# Records supplied start
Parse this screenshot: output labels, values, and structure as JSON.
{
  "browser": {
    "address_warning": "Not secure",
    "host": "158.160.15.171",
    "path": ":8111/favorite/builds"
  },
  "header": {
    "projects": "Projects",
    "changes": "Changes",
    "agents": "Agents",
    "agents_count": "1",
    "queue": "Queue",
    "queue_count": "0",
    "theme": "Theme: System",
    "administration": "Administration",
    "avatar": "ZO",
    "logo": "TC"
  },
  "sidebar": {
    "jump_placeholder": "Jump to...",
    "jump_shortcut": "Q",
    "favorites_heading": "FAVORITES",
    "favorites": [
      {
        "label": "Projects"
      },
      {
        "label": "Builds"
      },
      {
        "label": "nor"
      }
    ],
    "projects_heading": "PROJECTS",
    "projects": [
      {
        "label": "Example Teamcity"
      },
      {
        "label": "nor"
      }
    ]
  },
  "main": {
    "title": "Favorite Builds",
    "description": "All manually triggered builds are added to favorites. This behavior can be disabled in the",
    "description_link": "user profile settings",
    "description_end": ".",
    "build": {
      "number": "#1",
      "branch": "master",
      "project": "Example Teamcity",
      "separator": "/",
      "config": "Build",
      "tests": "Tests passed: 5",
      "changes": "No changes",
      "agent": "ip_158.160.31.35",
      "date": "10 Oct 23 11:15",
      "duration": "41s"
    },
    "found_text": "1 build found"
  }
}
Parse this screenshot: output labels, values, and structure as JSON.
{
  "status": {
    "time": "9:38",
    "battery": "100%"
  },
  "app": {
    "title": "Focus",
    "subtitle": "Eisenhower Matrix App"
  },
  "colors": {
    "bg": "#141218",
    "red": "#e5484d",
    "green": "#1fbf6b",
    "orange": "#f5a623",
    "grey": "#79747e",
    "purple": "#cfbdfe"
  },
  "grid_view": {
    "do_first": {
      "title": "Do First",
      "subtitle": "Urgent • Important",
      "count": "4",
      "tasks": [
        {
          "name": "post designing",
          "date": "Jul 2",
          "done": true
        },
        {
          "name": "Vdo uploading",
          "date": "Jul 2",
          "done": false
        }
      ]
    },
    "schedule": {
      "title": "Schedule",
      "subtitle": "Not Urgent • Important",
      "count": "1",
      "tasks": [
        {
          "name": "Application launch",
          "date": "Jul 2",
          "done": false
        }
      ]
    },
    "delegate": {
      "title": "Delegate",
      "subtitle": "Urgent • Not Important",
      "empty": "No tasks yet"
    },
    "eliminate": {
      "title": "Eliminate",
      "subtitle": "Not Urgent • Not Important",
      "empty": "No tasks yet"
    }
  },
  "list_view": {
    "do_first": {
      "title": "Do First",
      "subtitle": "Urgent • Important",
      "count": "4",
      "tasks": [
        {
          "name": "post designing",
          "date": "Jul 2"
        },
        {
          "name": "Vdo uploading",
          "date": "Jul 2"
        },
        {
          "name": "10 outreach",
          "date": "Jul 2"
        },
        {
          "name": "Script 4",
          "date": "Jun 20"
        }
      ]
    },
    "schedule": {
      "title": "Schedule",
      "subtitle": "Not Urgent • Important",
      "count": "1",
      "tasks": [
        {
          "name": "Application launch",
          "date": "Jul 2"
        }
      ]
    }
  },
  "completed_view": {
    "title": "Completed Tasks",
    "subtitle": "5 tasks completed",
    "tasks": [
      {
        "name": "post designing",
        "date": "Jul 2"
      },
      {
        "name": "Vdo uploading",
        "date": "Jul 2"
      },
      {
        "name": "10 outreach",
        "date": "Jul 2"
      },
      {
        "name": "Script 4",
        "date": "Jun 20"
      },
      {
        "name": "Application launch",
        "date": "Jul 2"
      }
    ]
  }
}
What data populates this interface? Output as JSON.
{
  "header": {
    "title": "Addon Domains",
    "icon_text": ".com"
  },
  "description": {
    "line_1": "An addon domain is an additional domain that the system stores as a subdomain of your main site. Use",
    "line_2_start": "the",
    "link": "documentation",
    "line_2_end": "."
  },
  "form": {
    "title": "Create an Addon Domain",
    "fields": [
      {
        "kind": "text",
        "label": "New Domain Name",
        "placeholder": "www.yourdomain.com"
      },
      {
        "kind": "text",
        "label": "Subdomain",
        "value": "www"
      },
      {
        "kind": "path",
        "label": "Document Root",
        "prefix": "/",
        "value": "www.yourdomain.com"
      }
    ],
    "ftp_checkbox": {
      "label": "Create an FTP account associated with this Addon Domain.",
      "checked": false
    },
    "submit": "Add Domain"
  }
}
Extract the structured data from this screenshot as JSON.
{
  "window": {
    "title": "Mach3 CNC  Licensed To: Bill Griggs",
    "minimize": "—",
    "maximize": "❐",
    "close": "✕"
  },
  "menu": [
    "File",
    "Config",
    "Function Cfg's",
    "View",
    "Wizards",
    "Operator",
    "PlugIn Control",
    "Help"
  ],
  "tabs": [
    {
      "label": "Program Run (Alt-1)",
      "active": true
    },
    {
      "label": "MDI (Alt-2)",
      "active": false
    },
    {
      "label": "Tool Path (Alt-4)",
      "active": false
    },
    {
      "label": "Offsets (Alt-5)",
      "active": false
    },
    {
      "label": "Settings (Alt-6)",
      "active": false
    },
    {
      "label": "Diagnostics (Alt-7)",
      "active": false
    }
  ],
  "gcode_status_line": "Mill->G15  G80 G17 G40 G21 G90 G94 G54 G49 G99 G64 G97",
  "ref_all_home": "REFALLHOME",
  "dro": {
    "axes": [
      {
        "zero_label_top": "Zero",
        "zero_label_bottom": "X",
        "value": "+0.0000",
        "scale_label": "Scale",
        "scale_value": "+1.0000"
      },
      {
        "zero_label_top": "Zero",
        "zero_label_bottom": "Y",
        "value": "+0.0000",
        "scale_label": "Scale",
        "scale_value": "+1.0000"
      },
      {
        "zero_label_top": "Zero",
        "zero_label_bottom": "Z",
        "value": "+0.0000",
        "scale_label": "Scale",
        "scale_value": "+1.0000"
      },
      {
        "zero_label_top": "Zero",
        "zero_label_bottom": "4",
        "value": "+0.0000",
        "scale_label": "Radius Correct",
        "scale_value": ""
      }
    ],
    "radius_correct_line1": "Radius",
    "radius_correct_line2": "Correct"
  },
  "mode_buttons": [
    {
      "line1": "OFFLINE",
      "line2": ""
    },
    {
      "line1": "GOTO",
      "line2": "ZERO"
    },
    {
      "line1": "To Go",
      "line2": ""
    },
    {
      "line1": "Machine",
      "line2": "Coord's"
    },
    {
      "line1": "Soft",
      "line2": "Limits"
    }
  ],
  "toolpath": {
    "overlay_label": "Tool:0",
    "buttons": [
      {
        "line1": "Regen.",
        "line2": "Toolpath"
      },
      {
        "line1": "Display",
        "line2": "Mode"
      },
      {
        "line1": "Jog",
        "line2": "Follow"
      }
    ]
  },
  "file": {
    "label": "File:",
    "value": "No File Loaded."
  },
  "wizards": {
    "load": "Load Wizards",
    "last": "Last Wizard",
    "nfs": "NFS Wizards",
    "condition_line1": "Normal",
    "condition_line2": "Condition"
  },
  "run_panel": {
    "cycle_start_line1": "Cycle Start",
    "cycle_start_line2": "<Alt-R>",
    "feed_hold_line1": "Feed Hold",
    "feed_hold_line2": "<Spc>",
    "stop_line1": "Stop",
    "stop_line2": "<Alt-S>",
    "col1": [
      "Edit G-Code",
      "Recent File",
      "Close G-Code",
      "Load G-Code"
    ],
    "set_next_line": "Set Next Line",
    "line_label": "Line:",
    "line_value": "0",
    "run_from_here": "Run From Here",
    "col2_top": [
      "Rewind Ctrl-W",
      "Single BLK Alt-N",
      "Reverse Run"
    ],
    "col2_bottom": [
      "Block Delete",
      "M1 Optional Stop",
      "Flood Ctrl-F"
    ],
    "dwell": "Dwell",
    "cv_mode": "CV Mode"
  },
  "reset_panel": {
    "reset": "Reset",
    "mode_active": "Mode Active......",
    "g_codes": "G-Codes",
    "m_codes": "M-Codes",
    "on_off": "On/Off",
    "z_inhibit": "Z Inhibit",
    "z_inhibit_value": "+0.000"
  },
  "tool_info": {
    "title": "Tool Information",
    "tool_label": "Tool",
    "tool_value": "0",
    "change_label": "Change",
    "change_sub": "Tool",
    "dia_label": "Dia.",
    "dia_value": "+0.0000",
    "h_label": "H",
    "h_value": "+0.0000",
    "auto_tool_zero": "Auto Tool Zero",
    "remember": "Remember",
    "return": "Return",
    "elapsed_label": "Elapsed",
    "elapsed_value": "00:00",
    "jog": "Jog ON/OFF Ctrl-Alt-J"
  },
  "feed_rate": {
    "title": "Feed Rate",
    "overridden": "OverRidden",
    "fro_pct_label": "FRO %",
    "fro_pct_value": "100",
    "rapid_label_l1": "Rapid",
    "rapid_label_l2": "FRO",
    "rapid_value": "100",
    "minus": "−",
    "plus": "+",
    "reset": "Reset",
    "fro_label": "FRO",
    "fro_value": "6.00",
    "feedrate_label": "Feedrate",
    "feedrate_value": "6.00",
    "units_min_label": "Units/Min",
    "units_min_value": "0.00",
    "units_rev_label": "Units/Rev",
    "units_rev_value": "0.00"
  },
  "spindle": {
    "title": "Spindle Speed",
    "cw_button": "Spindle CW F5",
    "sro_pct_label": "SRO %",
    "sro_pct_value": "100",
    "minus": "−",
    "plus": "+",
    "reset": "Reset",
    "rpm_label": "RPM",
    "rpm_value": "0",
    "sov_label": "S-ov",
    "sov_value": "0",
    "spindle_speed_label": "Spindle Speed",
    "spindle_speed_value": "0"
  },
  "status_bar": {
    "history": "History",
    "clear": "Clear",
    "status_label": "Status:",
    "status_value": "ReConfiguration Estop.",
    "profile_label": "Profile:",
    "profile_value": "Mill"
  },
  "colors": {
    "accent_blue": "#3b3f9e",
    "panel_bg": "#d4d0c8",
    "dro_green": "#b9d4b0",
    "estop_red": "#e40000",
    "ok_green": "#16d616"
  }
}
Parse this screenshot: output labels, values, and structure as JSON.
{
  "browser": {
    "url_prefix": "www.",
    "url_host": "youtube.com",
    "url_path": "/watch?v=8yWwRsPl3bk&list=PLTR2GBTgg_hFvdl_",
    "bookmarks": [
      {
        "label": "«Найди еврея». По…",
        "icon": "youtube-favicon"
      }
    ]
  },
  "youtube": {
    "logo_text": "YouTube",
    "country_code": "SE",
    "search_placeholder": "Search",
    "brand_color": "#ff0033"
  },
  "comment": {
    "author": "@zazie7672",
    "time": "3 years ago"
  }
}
# Records supplied end
-- Objective --
Copy out each line of the records where the string "Example" appears.

-- Response for this exercise --
        "label": "Example Teamcity"
      "project": "Example Teamcity",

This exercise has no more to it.